## begin

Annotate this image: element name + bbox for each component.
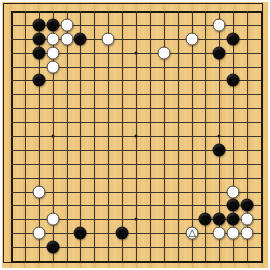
white-stone: ○ bbox=[102, 33, 115, 46]
black-stone: ● bbox=[213, 144, 226, 157]
black-stone: ● bbox=[227, 74, 240, 87]
black-stone: ● bbox=[74, 33, 87, 46]
grid-line-vertical bbox=[94, 11, 95, 263]
grid-line-horizontal bbox=[11, 205, 263, 206]
white-stone: ○ bbox=[213, 19, 226, 32]
star-point bbox=[52, 135, 55, 138]
white-stone: ○ bbox=[186, 33, 199, 46]
grid-line-vertical bbox=[261, 11, 263, 263]
grid-line-vertical bbox=[67, 11, 68, 263]
star-point bbox=[218, 135, 221, 138]
black-stone: ● bbox=[47, 241, 60, 254]
white-stone: ○ bbox=[61, 33, 74, 46]
white-stone: ○ bbox=[47, 33, 60, 46]
grid-line-vertical bbox=[80, 11, 81, 263]
black-stone: ● bbox=[33, 33, 46, 46]
black-stone: ● bbox=[227, 199, 240, 212]
black-stone: ● bbox=[33, 74, 46, 87]
star-point bbox=[135, 218, 138, 221]
black-stone: ● bbox=[241, 199, 254, 212]
white-stone: ○ bbox=[61, 19, 74, 32]
grid-line-vertical bbox=[108, 11, 109, 263]
white-stone: ○ bbox=[241, 213, 254, 226]
triangle-marker-icon: △ bbox=[188, 228, 196, 238]
white-stone: ○ bbox=[47, 213, 60, 226]
black-stone: ● bbox=[213, 213, 226, 226]
white-stone: ○△ bbox=[186, 227, 199, 240]
white-stone: ○ bbox=[33, 186, 46, 199]
white-stone: ○ bbox=[47, 47, 60, 60]
grid-line-horizontal bbox=[11, 11, 263, 13]
black-stone: ● bbox=[47, 19, 60, 32]
grid-line-horizontal bbox=[11, 192, 263, 193]
grid-line-horizontal bbox=[11, 122, 263, 123]
black-stone: ● bbox=[227, 33, 240, 46]
grid-line-vertical bbox=[150, 11, 151, 263]
white-stone: ○ bbox=[227, 186, 240, 199]
grid-line-horizontal bbox=[11, 80, 263, 81]
go-board-screenshot: ●●○○●○○●○○●●○○●○●●●○○●●○●●●○○●●○△○○○● bbox=[0, 0, 270, 270]
black-stone: ● bbox=[74, 227, 87, 240]
grid-line-vertical bbox=[122, 11, 123, 263]
star-point bbox=[135, 135, 138, 138]
grid-line-vertical bbox=[25, 11, 26, 263]
white-stone: ○ bbox=[241, 227, 254, 240]
black-stone: ● bbox=[227, 213, 240, 226]
white-stone: ○ bbox=[213, 227, 226, 240]
grid-line-vertical bbox=[178, 11, 179, 263]
grid-line-horizontal bbox=[11, 108, 263, 109]
grid-line-horizontal bbox=[11, 94, 263, 95]
black-stone: ● bbox=[199, 213, 212, 226]
grid-line-vertical bbox=[11, 11, 13, 263]
grid-line-horizontal bbox=[11, 164, 263, 165]
grid-line-horizontal bbox=[11, 178, 263, 179]
white-stone: ○ bbox=[47, 61, 60, 74]
white-stone: ○ bbox=[227, 227, 240, 240]
black-stone: ● bbox=[213, 47, 226, 60]
black-stone: ● bbox=[116, 227, 129, 240]
black-stone: ● bbox=[33, 47, 46, 60]
white-stone: ○ bbox=[33, 227, 46, 240]
go-board[interactable]: ●●○○●○○●○○●●○○●○●●●○○●●○●●●○○●●○△○○○● bbox=[0, 0, 270, 270]
grid-line-horizontal bbox=[11, 261, 263, 263]
white-stone: ○ bbox=[158, 47, 171, 60]
star-point bbox=[135, 52, 138, 55]
grid-line-vertical bbox=[192, 11, 193, 263]
black-stone: ● bbox=[33, 19, 46, 32]
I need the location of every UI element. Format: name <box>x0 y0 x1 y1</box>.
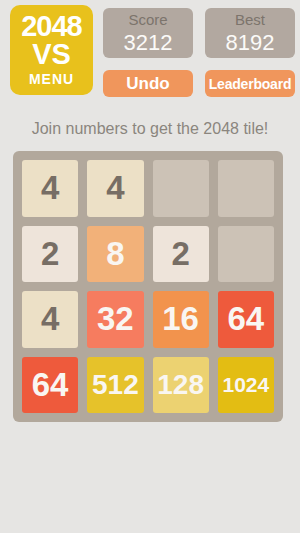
tile-1024-r4c4: 1024 <box>218 357 274 414</box>
tile-32-r3c2: 32 <box>87 291 143 348</box>
best-box: Best 8192 <box>205 8 295 58</box>
leaderboard-button[interactable]: Leaderboard <box>205 70 295 97</box>
undo-button[interactable]: Undo <box>103 70 193 97</box>
tile-128-r4c3: 128 <box>153 357 209 414</box>
menu-label: MENU <box>29 71 74 88</box>
tile-4-r3c1: 4 <box>22 291 78 348</box>
best-value: 8192 <box>226 30 275 55</box>
game-board[interactable]: 442824321664645121281024 <box>13 151 283 422</box>
logo-title: 2048 <box>21 13 82 40</box>
tile-2-r2c3: 2 <box>153 226 209 283</box>
empty-cell-r1c3 <box>153 160 209 217</box>
tile-8-r2c2: 8 <box>87 226 143 283</box>
tile-64-r3c4: 64 <box>218 291 274 348</box>
tile-4-r1c1: 4 <box>22 160 78 217</box>
logo-menu-button[interactable]: 2048 VS MENU <box>10 5 93 95</box>
instruction-text: Join numbers to get the 2048 tile! <box>0 120 300 138</box>
logo-vs-label: VS <box>32 40 71 68</box>
tile-4-r1c2: 4 <box>87 160 143 217</box>
tile-16-r3c3: 16 <box>153 291 209 348</box>
tile-2-r2c1: 2 <box>22 226 78 283</box>
empty-cell-r2c4 <box>218 226 274 283</box>
score-value: 3212 <box>124 30 173 55</box>
tile-512-r4c2: 512 <box>87 357 143 414</box>
best-label: Best <box>235 11 265 28</box>
score-box: Score 3212 <box>103 8 193 58</box>
tile-64-r4c1: 64 <box>22 357 78 414</box>
empty-cell-r1c4 <box>218 160 274 217</box>
score-label: Score <box>128 11 167 28</box>
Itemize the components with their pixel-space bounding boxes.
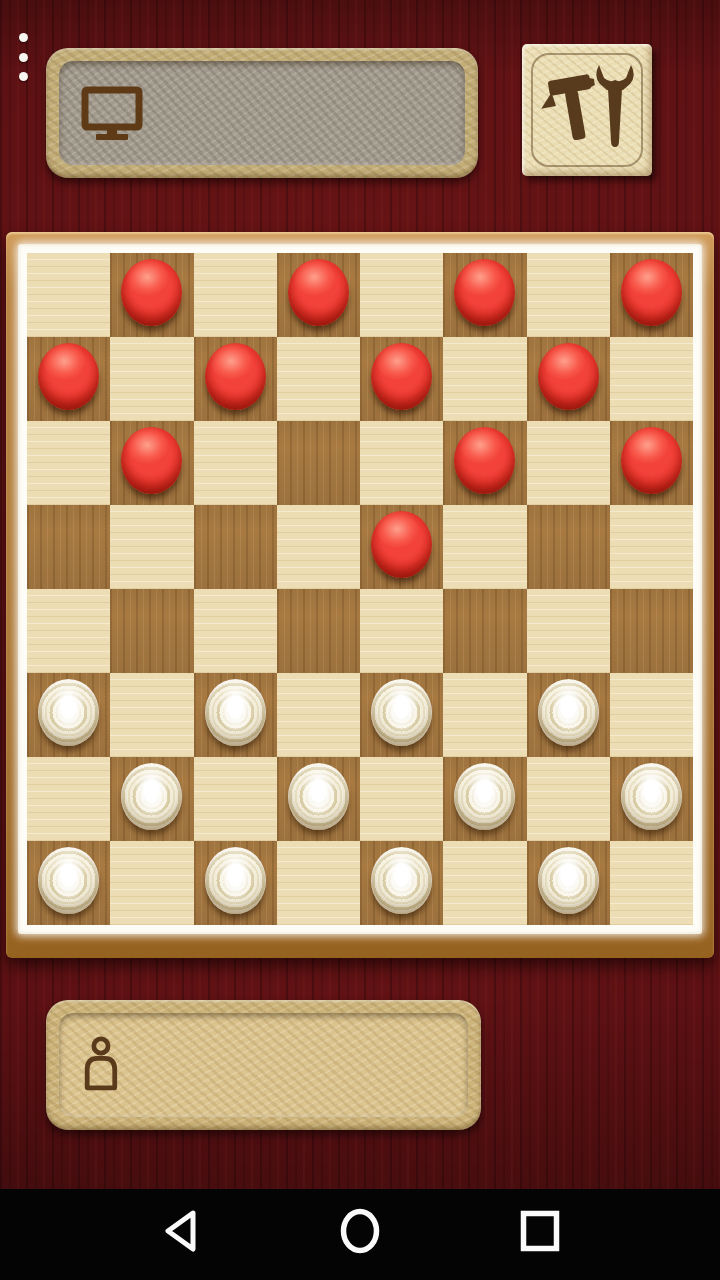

## end

WHAT YOU HAVE TO DO: Please update the listing above by replacing every "black-stone" with "dark-stone" and changing nothing else. Leave the pictures out of your answer.

THE RESULT:
Annotate this image: element name + bbox for each component.
white-stone: ○ bbox=[102, 33, 115, 46]
dark-stone: ● bbox=[213, 144, 226, 157]
dark-stone: ● bbox=[227, 74, 240, 87]
dark-stone: ● bbox=[74, 33, 87, 46]
grid-line-vertical bbox=[94, 11, 95, 263]
grid-line-horizontal bbox=[11, 205, 263, 206]
white-stone: ○ bbox=[213, 19, 226, 32]
star-point bbox=[52, 135, 55, 138]
white-stone: ○ bbox=[186, 33, 199, 46]
grid-line-vertical bbox=[261, 11, 263, 263]
grid-line-vertical bbox=[67, 11, 68, 263]
star-point bbox=[218, 135, 221, 138]
dark-stone: ● bbox=[47, 241, 60, 254]
white-stone: ○ bbox=[61, 33, 74, 46]
white-stone: ○ bbox=[47, 33, 60, 46]
grid-line-vertical bbox=[80, 11, 81, 263]
dark-stone: ● bbox=[33, 33, 46, 46]
dark-stone: ● bbox=[227, 199, 240, 212]
dark-stone: ● bbox=[33, 74, 46, 87]
star-point bbox=[135, 218, 138, 221]
dark-stone: ● bbox=[241, 199, 254, 212]
white-stone: ○ bbox=[61, 19, 74, 32]
grid-line-vertical bbox=[108, 11, 109, 263]
white-stone: ○ bbox=[241, 213, 254, 226]
triangle-marker-icon: △ bbox=[188, 228, 196, 238]
white-stone: ○ bbox=[47, 213, 60, 226]
dark-stone: ● bbox=[213, 213, 226, 226]
white-stone: ○△ bbox=[186, 227, 199, 240]
white-stone: ○ bbox=[33, 186, 46, 199]
white-stone: ○ bbox=[47, 47, 60, 60]
grid-line-horizontal bbox=[11, 11, 263, 13]
dark-stone: ● bbox=[47, 19, 60, 32]
grid-line-horizontal bbox=[11, 192, 263, 193]
grid-line-horizontal bbox=[11, 122, 263, 123]
dark-stone: ● bbox=[227, 33, 240, 46]
grid-line-vertical bbox=[150, 11, 151, 263]
white-stone: ○ bbox=[227, 186, 240, 199]
grid-line-horizontal bbox=[11, 80, 263, 81]
go-board-screenshot: ●●○○●○○●○○●●○○●○●●●○○●●○●●●○○●●○△○○○● bbox=[0, 0, 270, 270]
dark-stone: ● bbox=[74, 227, 87, 240]
grid-line-vertical bbox=[122, 11, 123, 263]
star-point bbox=[135, 135, 138, 138]
grid-line-vertical bbox=[25, 11, 26, 263]
white-stone: ○ bbox=[241, 227, 254, 240]
dark-stone: ● bbox=[227, 213, 240, 226]
white-stone: ○ bbox=[213, 227, 226, 240]
grid-line-vertical bbox=[178, 11, 179, 263]
grid-line-horizontal bbox=[11, 108, 263, 109]
grid-line-horizontal bbox=[11, 94, 263, 95]
dark-stone: ● bbox=[199, 213, 212, 226]
grid-line-vertical bbox=[11, 11, 13, 263]
grid-line-horizontal bbox=[11, 164, 263, 165]
grid-line-horizontal bbox=[11, 178, 263, 179]
white-stone: ○ bbox=[47, 61, 60, 74]
white-stone: ○ bbox=[227, 227, 240, 240]
dark-stone: ● bbox=[213, 47, 226, 60]
dark-stone: ● bbox=[116, 227, 129, 240]
dark-stone: ● bbox=[33, 47, 46, 60]
white-stone: ○ bbox=[33, 227, 46, 240]
go-board[interactable]: ●●○○●○○●○○●●○○●○●●●○○●●○●●●○○●●○△○○○● bbox=[0, 0, 270, 270]
grid-line-horizontal bbox=[11, 261, 263, 263]
white-stone: ○ bbox=[158, 47, 171, 60]
star-point bbox=[135, 52, 138, 55]
grid-line-vertical bbox=[192, 11, 193, 263]
dark-stone: ● bbox=[33, 19, 46, 32]
I need the location of every UI element. Format: name <box>x0 y0 x1 y1</box>.
tile-1024-r4c4: 1024 <box>218 357 274 414</box>
tile-32-r3c2: 32 <box>87 291 143 348</box>
best-box: Best 8192 <box>205 8 295 58</box>
leaderboard-button[interactable]: Leaderboard <box>205 70 295 97</box>
undo-button[interactable]: Undo <box>103 70 193 97</box>
tile-128-r4c3: 128 <box>153 357 209 414</box>
menu-label: MENU <box>29 71 74 88</box>
tile-4-r3c1: 4 <box>22 291 78 348</box>
best-value: 8192 <box>226 30 275 55</box>
game-board[interactable]: 442824321664645121281024 <box>13 151 283 422</box>
logo-title: 2048 <box>21 13 82 40</box>
tile-2-r2c3: 2 <box>153 226 209 283</box>
empty-cell-r1c3 <box>153 160 209 217</box>
tile-8-r2c2: 8 <box>87 226 143 283</box>
tile-64-r3c4: 64 <box>218 291 274 348</box>
tile-4-r1c1: 4 <box>22 160 78 217</box>
logo-menu-button[interactable]: 2048 VS MENU <box>10 5 93 95</box>
instruction-text: Join numbers to get the 2048 tile! <box>0 120 300 138</box>
logo-vs-label: VS <box>32 40 71 68</box>
tile-4-r1c2: 4 <box>87 160 143 217</box>
tile-16-r3c3: 16 <box>153 291 209 348</box>
tile-2-r2c1: 2 <box>22 226 78 283</box>
empty-cell-r2c4 <box>218 226 274 283</box>
score-value: 3212 <box>124 30 173 55</box>
tile-512-r4c2: 512 <box>87 357 143 414</box>
best-label: Best <box>235 11 265 28</box>
score-box: Score 3212 <box>103 8 193 58</box>
tile-64-r4c1: 64 <box>22 357 78 414</box>
empty-cell-r1c4 <box>218 160 274 217</box>
score-label: Score <box>128 11 167 28</box>
Itemize the components with their pixel-space bounding boxes.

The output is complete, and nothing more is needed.